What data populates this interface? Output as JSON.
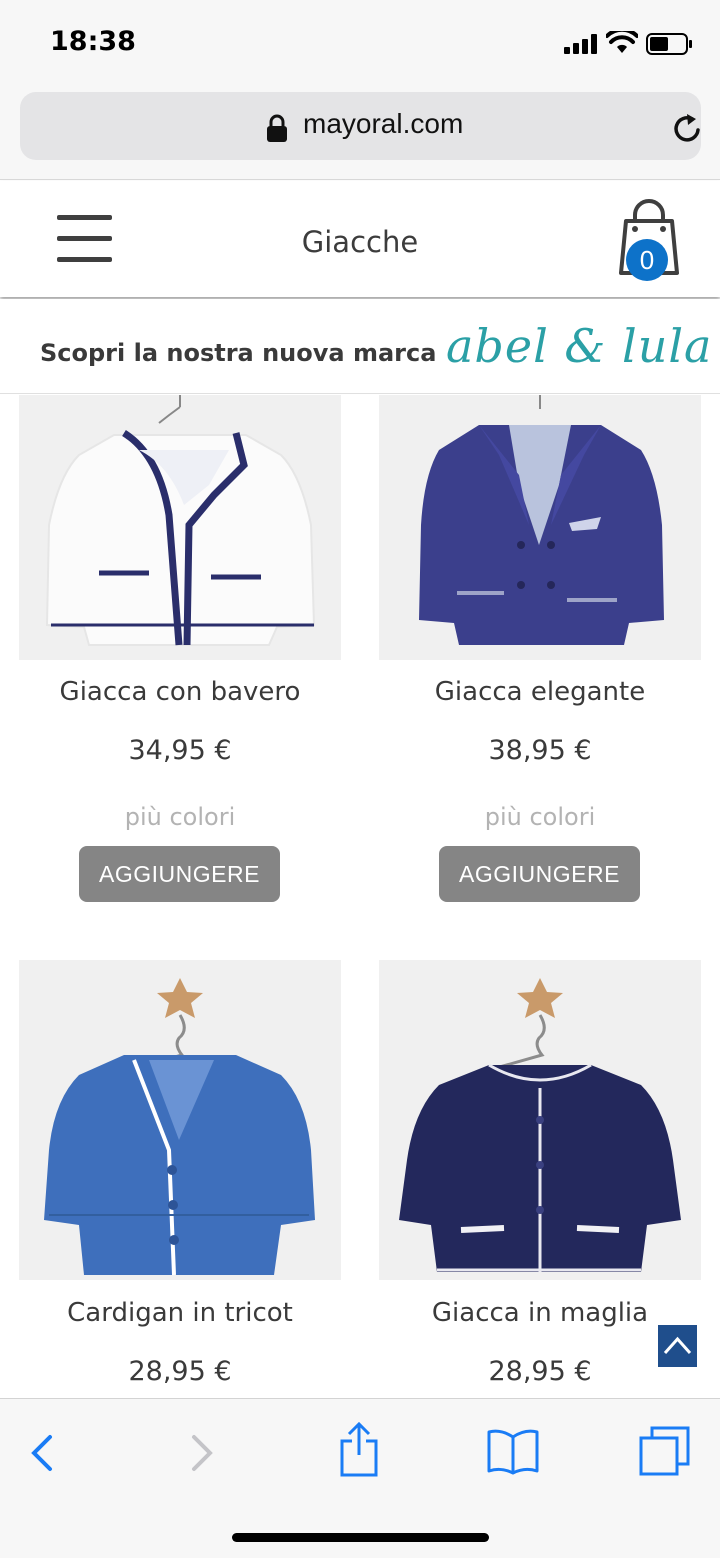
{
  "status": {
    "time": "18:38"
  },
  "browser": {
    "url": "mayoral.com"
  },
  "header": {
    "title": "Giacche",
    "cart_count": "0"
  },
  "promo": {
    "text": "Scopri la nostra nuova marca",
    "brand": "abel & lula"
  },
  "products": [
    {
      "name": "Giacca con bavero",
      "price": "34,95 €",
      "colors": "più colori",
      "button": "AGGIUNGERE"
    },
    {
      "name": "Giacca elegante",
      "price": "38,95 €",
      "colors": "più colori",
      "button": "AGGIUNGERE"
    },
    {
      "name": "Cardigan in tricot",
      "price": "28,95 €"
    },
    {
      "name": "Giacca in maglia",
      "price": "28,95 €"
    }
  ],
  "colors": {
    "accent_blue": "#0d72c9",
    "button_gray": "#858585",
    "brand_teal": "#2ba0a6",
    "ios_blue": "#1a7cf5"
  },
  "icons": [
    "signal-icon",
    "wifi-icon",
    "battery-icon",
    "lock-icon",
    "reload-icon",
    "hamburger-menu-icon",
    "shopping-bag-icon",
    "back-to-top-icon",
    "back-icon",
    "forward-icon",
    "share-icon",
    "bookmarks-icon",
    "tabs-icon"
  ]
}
◇ ◇ ◇ ◇ ◇
● WHAT NEEDS TO BE DONE:
Copy all the entries word for word. Omit any pictures.

● RESPONSE TO THE TASK:
What data populates this interface? Output as JSON.
{
  "status": {
    "time": "18:38"
  },
  "browser": {
    "url": "mayoral.com"
  },
  "header": {
    "title": "Giacche",
    "cart_count": "0"
  },
  "promo": {
    "text": "Scopri la nostra nuova marca",
    "brand": "abel & lula"
  },
  "products": [
    {
      "name": "Giacca con bavero",
      "price": "34,95 €",
      "colors": "più colori",
      "button": "AGGIUNGERE"
    },
    {
      "name": "Giacca elegante",
      "price": "38,95 €",
      "colors": "più colori",
      "button": "AGGIUNGERE"
    },
    {
      "name": "Cardigan in tricot",
      "price": "28,95 €"
    },
    {
      "name": "Giacca in maglia",
      "price": "28,95 €"
    }
  ],
  "colors": {
    "accent_blue": "#0d72c9",
    "button_gray": "#858585",
    "brand_teal": "#2ba0a6",
    "ios_blue": "#1a7cf5"
  },
  "icons": [
    "signal-icon",
    "wifi-icon",
    "battery-icon",
    "lock-icon",
    "reload-icon",
    "hamburger-menu-icon",
    "shopping-bag-icon",
    "back-to-top-icon",
    "back-icon",
    "forward-icon",
    "share-icon",
    "bookmarks-icon",
    "tabs-icon"
  ]
}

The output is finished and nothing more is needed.